> The problem
Will you output the entries below exactly, skipping every image they contain?

> Records

+++

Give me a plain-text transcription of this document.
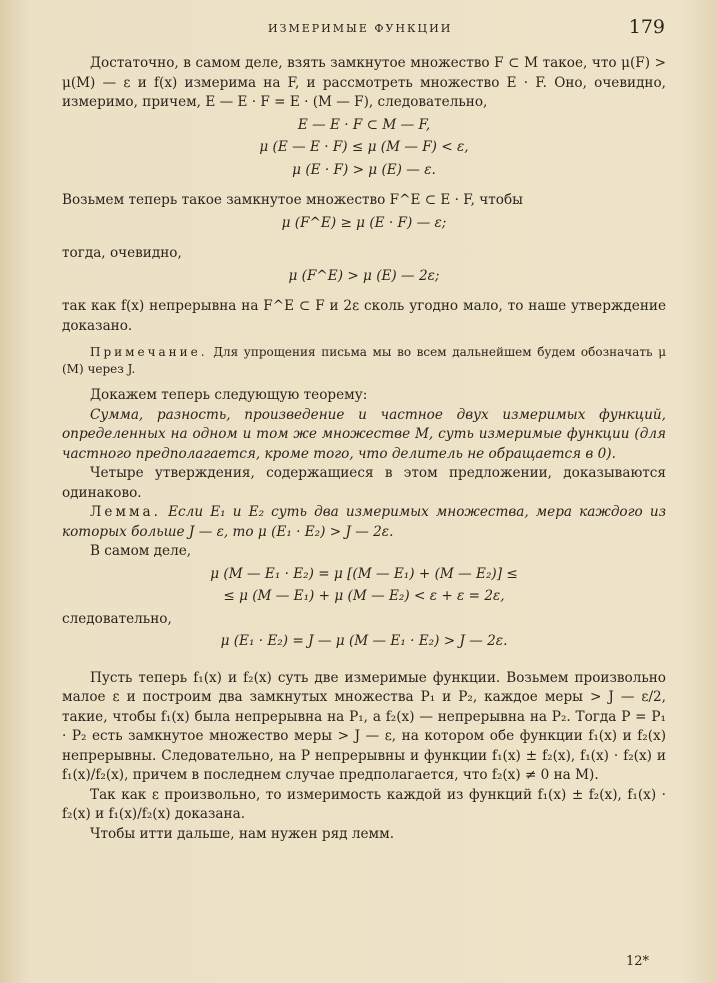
ИЗМЕРИМЫЕ ФУНКЦИИ	179

Достаточно, в самом деле, взять замкнутое множество F ⊂ M такое, что μ(F) > μ(M) — ε и f(x) измерима на F, и рассмотреть множество E · F. Оно, очевидно, измеримо, причем, E — E · F = E · (M — F), следовательно,

E — E · F ⊂ M — F,

μ (E — E · F) ≤ μ (M — F) < ε,

μ (E · F) > μ (E) — ε.

Возьмем теперь такое замкнутое множество F^E ⊂ E · F, чтобы

μ (F^E) ≥ μ (E · F) — ε;

тогда, очевидно,

μ (F^E) > μ (E) — 2ε;

так как f(x) непрерывна на F^E ⊂ F и 2ε сколь угодно мало, то наше утверждение доказано.

Примечание. Для упрощения письма мы во всем дальнейшем будем обозначать μ (M) через J.

Докажем теперь следующую теорему:

Сумма, разность, произведение и частное двух измеримых функций, определенных на одном и том же множестве M, суть измеримые функции (для частного предполагается, кроме того, что делитель не обращается в 0).

Четыре утверждения, содержащиеся в этом предложении, доказываются одинаково.

Лемма. Если E₁ и E₂ суть два измеримых множества, мера каждого из которых больше J — ε, то μ (E₁ · E₂) > J — 2ε.

В самом деле,

μ (M — E₁ · E₂) = μ [(M — E₁) + (M — E₂)] ≤

≤ μ (M — E₁) + μ (M — E₂) < ε + ε = 2ε,

следовательно,

μ (E₁ · E₂) = J — μ (M — E₁ · E₂) > J — 2ε.

Пусть теперь f₁(x) и f₂(x) суть две измеримые функции. Возьмем произвольно малое ε и построим два замкнутых множества P₁ и P₂, каждое меры > J — ε/2, такие, чтобы f₁(x) была непрерывна на P₁, а f₂(x) — непрерывна на P₂. Тогда P = P₁ · P₂ есть замкнутое множество меры > J — ε, на котором обе функции f₁(x) и f₂(x) непрерывны. Следовательно, на P непрерывны и функции f₁(x) ± f₂(x), f₁(x) · f₂(x) и f₁(x)/f₂(x), причем в последнем случае предполагается, что f₂(x) ≠ 0 на M).

Так как ε произвольно, то измеримость каждой из функций f₁(x) ± f₂(x), f₁(x) · f₂(x) и f₁(x)/f₂(x) доказана.

Чтобы итти дальше, нам нужен ряд лемм.

12*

+++

> Finished answer
Give me a plain-text transcription of this document.
ИЗМЕРИМЫЕ ФУНКЦИИ	179

Достаточно, в самом деле, взять замкнутое множество F ⊂ M такое, что μ(F) > μ(M) — ε и f(x) измерима на F, и рассмотреть множество E · F. Оно, очевидно, измеримо, причем, E — E · F = E · (M — F), следовательно,

E — E · F ⊂ M — F,

μ (E — E · F) ≤ μ (M — F) < ε,

μ (E · F) > μ (E) — ε.

Возьмем теперь такое замкнутое множество F^E ⊂ E · F, чтобы

μ (F^E) ≥ μ (E · F) — ε;

тогда, очевидно,

μ (F^E) > μ (E) — 2ε;

так как f(x) непрерывна на F^E ⊂ F и 2ε сколь угодно мало, то наше утверждение доказано.

Примечание. Для упрощения письма мы во всем дальнейшем будем обозначать μ (M) через J.

Докажем теперь следующую теорему:

Сумма, разность, произведение и частное двух измеримых функций, определенных на одном и том же множестве M, суть измеримые функции (для частного предполагается, кроме того, что делитель не обращается в 0).

Четыре утверждения, содержащиеся в этом предложении, доказываются одинаково.

Лемма. Если E₁ и E₂ суть два измеримых множества, мера каждого из которых больше J — ε, то μ (E₁ · E₂) > J — 2ε.

В самом деле,

μ (M — E₁ · E₂) = μ [(M — E₁) + (M — E₂)] ≤

≤ μ (M — E₁) + μ (M — E₂) < ε + ε = 2ε,

следовательно,

μ (E₁ · E₂) = J — μ (M — E₁ · E₂) > J — 2ε.

Пусть теперь f₁(x) и f₂(x) суть две измеримые функции. Возьмем произвольно малое ε и построим два замкнутых множества P₁ и P₂, каждое меры > J — ε/2, такие, чтобы f₁(x) была непрерывна на P₁, а f₂(x) — непрерывна на P₂. Тогда P = P₁ · P₂ есть замкнутое множество меры > J — ε, на котором обе функции f₁(x) и f₂(x) непрерывны. Следовательно, на P непрерывны и функции f₁(x) ± f₂(x), f₁(x) · f₂(x) и f₁(x)/f₂(x), причем в последнем случае предполагается, что f₂(x) ≠ 0 на M).

Так как ε произвольно, то измеримость каждой из функций f₁(x) ± f₂(x), f₁(x) · f₂(x) и f₁(x)/f₂(x) доказана.

Чтобы итти дальше, нам нужен ряд лемм.

12*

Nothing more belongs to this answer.